● **PROVIDED TEXT**
Re: [PATCH] [RFC] spaceman: physically move a regular inode

Dave Chinner <david@xxxxxxxxxxxxx> · Wed, 2 Dec 2020 08:15:57 +1100

On Tue, Dec 01, 2020 at 09:07:42AM -0500, Brian Foster wrote:
> On Wed, Nov 11, 2020 at 09:59:24AM +1100, Dave Chinner wrote:
> > From: Dave Chinner <dchinner@xxxxxxxxxx>
> > 
> > To be able to shrink a filesystem, we need to be able to physically
> > move an inode and all it's data and metadata from it's current
> > location to a new AG.  Add a command to spaceman to allow an inode
> > to be moved to a new AG.
> > 
> > This new command is not intended to be a perfect solution. I am not
> > trying to handle atomic movement of open files - this is intended to
> > be run as a maintenance operation on idle filesystem. If root
> > filesystems are the target, then this should be run via a rescue
> > environment that is not executing directly on the root fs. With
> > those caveats in place, we can do the entire inode move as a set of
> > non-destructive operations finalised by an atomic inode swap
> > without any needing special kernel support.
> > 
> > To ensure we move metadata such as BMBT blocks even if we don't need
> > to move data, we clone the data to a new inode that we've allocated
> > in the destination AG. This will result in new bmbt blocks being
> > allocated in the new location even though the data is not copied.

● **INFORMATION SUPPLIED**
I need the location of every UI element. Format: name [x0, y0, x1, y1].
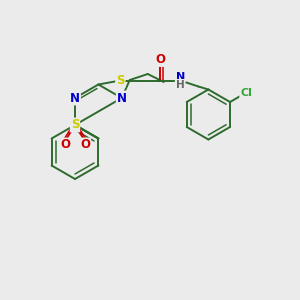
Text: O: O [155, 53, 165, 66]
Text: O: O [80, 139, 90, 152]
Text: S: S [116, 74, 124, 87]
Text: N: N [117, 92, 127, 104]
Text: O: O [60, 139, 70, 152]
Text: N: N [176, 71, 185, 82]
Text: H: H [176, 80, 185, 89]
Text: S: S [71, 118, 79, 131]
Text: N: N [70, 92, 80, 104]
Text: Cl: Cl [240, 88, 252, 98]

● **PROBLEM**
Answer these questions about the spaceman patch email:
1. The new command is intended to run as a maintenance operation on what kind of filesystem?
2. According to the email, how should the command be run when root filesystems are the target?
3. What is the purpose of cloning the data to a new inode allocated in the destination AG?

● **SOLUTION FOR THIS EXERCISE**
1. An idle filesystem.
2. It should be run from a rescue environment that is not executing directly on the root filesystem.
3. It ensures that metadata such as BMBT blocks gets moved even when the data does not need to be moved, because new bmbt blocks are allocated in the new location.